■ **Exercise brief**
Extract the full listing below without altering a single character.

■ **Data records**
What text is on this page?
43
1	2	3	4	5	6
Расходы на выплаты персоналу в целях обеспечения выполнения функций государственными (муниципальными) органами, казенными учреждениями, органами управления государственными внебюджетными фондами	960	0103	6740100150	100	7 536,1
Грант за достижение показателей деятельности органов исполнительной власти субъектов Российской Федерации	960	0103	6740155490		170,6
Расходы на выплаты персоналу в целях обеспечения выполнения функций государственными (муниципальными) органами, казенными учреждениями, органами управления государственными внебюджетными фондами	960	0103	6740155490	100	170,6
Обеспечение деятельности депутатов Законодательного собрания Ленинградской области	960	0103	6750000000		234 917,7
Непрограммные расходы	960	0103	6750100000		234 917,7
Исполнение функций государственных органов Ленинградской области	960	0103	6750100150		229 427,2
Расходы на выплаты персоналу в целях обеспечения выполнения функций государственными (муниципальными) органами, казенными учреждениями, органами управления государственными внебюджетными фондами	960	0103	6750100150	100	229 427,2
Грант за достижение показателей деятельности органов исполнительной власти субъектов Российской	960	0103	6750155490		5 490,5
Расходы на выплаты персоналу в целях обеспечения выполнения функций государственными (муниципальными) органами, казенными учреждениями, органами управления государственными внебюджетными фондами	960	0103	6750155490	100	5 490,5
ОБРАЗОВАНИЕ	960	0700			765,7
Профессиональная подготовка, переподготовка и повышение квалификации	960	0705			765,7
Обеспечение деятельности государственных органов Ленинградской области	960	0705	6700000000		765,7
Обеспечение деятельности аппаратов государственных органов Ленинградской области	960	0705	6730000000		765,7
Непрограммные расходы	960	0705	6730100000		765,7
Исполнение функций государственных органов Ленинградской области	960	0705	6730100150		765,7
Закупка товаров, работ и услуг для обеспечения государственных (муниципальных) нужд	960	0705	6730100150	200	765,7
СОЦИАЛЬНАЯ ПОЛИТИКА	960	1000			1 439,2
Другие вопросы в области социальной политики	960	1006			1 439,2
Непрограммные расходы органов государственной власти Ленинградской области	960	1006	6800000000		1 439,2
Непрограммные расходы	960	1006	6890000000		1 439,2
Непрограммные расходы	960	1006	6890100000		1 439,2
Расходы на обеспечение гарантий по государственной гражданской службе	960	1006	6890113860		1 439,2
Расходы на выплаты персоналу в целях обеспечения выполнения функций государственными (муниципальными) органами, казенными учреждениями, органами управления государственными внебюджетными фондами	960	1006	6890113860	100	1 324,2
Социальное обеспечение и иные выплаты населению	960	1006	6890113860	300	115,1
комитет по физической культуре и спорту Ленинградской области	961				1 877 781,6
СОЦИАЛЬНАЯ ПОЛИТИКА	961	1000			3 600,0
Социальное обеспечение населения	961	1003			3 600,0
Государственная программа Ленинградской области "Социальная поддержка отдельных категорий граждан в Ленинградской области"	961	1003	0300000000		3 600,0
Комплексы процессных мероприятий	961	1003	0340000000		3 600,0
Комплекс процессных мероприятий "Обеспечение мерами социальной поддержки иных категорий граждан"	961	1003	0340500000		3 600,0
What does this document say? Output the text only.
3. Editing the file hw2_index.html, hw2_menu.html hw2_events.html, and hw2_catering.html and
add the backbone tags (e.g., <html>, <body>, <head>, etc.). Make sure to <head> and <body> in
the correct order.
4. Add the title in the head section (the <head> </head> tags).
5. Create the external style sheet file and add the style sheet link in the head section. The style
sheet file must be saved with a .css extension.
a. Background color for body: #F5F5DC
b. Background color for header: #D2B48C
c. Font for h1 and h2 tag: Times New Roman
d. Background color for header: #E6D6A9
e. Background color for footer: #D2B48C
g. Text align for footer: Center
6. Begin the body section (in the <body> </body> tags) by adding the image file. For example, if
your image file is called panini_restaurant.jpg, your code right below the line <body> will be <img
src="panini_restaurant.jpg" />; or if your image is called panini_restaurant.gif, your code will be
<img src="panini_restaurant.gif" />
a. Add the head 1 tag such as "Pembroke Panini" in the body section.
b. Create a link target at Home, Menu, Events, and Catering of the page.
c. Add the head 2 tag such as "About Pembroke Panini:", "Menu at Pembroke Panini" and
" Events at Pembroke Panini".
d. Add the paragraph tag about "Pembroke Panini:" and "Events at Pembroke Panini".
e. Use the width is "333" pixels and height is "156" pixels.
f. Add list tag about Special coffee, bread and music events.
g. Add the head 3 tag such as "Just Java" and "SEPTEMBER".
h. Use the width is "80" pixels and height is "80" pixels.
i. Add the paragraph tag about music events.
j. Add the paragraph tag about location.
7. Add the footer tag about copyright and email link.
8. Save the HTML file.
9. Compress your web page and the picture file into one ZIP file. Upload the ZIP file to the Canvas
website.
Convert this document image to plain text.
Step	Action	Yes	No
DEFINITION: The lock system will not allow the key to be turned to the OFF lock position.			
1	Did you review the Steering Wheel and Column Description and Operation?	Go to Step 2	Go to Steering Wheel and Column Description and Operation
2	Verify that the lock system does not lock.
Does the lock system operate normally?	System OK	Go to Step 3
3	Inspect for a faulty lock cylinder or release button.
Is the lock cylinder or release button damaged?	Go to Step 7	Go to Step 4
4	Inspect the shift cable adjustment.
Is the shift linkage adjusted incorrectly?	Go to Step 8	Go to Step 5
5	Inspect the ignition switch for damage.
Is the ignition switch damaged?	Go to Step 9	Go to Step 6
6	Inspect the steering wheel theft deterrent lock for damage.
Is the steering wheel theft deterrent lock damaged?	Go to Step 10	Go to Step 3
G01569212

■ **Task answer**
What text is on this page?
43
1	2	3	4	5	6
Расходы на выплаты персоналу в целях обеспечения выполнения функций государственными (муниципальными) органами, казенными учреждениями, органами управления государственными внебюджетными фондами	960	0103	6740100150	100	7 536,1
Грант за достижение показателей деятельности органов исполнительной власти субъектов Российской Федерации	960	0103	6740155490		170,6
Расходы на выплаты персоналу в целях обеспечения выполнения функций государственными (муниципальными) органами, казенными учреждениями, органами управления государственными внебюджетными фондами	960	0103	6740155490	100	170,6
Обеспечение деятельности депутатов Законодательного собрания Ленинградской области	960	0103	6750000000		234 917,7
Непрограммные расходы	960	0103	6750100000		234 917,7
Исполнение функций государственных органов Ленинградской области	960	0103	6750100150		229 427,2
Расходы на выплаты персоналу в целях обеспечения выполнения функций государственными (муниципальными) органами, казенными учреждениями, органами управления государственными внебюджетными фондами	960	0103	6750100150	100	229 427,2
Грант за достижение показателей деятельности органов исполнительной власти субъектов Российской	960	0103	6750155490		5 490,5
Расходы на выплаты персоналу в целях обеспечения выполнения функций государственными (муниципальными) органами, казенными учреждениями, органами управления государственными внебюджетными фондами	960	0103	6750155490	100	5 490,5
ОБРАЗОВАНИЕ	960	0700			765,7
Профессиональная подготовка, переподготовка и повышение квалификации	960	0705			765,7
Обеспечение деятельности государственных органов Ленинградской области	960	0705	6700000000		765,7
Обеспечение деятельности аппаратов государственных органов Ленинградской области	960	0705	6730000000		765,7
Непрограммные расходы	960	0705	6730100000		765,7
Исполнение функций государственных органов Ленинградской области	960	0705	6730100150		765,7
Закупка товаров, работ и услуг для обеспечения государственных (муниципальных) нужд	960	0705	6730100150	200	765,7
СОЦИАЛЬНАЯ ПОЛИТИКА	960	1000			1 439,2
Другие вопросы в области социальной политики	960	1006			1 439,2
Непрограммные расходы органов государственной власти Ленинградской области	960	1006	6800000000		1 439,2
Непрограммные расходы	960	1006	6890000000		1 439,2
Непрограммные расходы	960	1006	6890100000		1 439,2
Расходы на обеспечение гарантий по государственной гражданской службе	960	1006	6890113860		1 439,2
Расходы на выплаты персоналу в целях обеспечения выполнения функций государственными (муниципальными) органами, казенными учреждениями, органами управления государственными внебюджетными фондами	960	1006	6890113860	100	1 324,2
Социальное обеспечение и иные выплаты населению	960	1006	6890113860	300	115,1
комитет по физической культуре и спорту Ленинградской области	961				1 877 781,6
СОЦИАЛЬНАЯ ПОЛИТИКА	961	1000			3 600,0
Социальное обеспечение населения	961	1003			3 600,0
Государственная программа Ленинградской области "Социальная поддержка отдельных категорий граждан в Ленинградской области"	961	1003	0300000000		3 600,0
Комплексы процессных мероприятий	961	1003	0340000000		3 600,0
Комплекс процессных мероприятий "Обеспечение мерами социальной поддержки иных категорий граждан"	961	1003	0340500000		3 600,0
What does this document say? Output the text only.
3. Editing the file hw2_index.html, hw2_menu.html hw2_events.html, and hw2_catering.html and
add the backbone tags (e.g., <html>, <body>, <head>, etc.). Make sure to <head> and <body> in
the correct order.
4. Add the title in the head section (the <head> </head> tags).
5. Create the external style sheet file and add the style sheet link in the head section. The style
sheet file must be saved with a .css extension.
a. Background color for body: #F5F5DC
b. Background color for header: #D2B48C
c. Font for h1 and h2 tag: Times New Roman
d. Background color for header: #E6D6A9
e. Background color for footer: #D2B48C
g. Text align for footer: Center
6. Begin the body section (in the <body> </body> tags) by adding the image file. For example, if
your image file is called panini_restaurant.jpg, your code right below the line <body> will be <img
src="panini_restaurant.jpg" />; or if your image is called panini_restaurant.gif, your code will be
<img src="panini_restaurant.gif" />
a. Add the head 1 tag such as "Pembroke Panini" in the body section.
b. Create a link target at Home, Menu, Events, and Catering of the page.
c. Add the head 2 tag such as "About Pembroke Panini:", "Menu at Pembroke Panini" and
" Events at Pembroke Panini".
d. Add the paragraph tag about "Pembroke Panini:" and "Events at Pembroke Panini".
e. Use the width is "333" pixels and height is "156" pixels.
f. Add list tag about Special coffee, bread and music events.
g. Add the head 3 tag such as "Just Java" and "SEPTEMBER".
h. Use the width is "80" pixels and height is "80" pixels.
i. Add the paragraph tag about music events.
j. Add the paragraph tag about location.
7. Add the footer tag about copyright and email link.
8. Save the HTML file.
9. Compress your web page and the picture file into one ZIP file. Upload the ZIP file to the Canvas
website.
Convert this document image to plain text.
Step	Action	Yes	No
DEFINITION: The lock system will not allow the key to be turned to the OFF lock position.			
1	Did you review the Steering Wheel and Column Description and Operation?	Go to Step 2	Go to Steering Wheel and Column Description and Operation
2	Verify that the lock system does not lock.
Does the lock system operate normally?	System OK	Go to Step 3
3	Inspect for a faulty lock cylinder or release button.
Is the lock cylinder or release button damaged?	Go to Step 7	Go to Step 4
4	Inspect the shift cable adjustment.
Is the shift linkage adjusted incorrectly?	Go to Step 8	Go to Step 5
5	Inspect the ignition switch for damage.
Is the ignition switch damaged?	Go to Step 9	Go to Step 6
6	Inspect the steering wheel theft deterrent lock for damage.
Is the steering wheel theft deterrent lock damaged?	Go to Step 10	Go to Step 3
G01569212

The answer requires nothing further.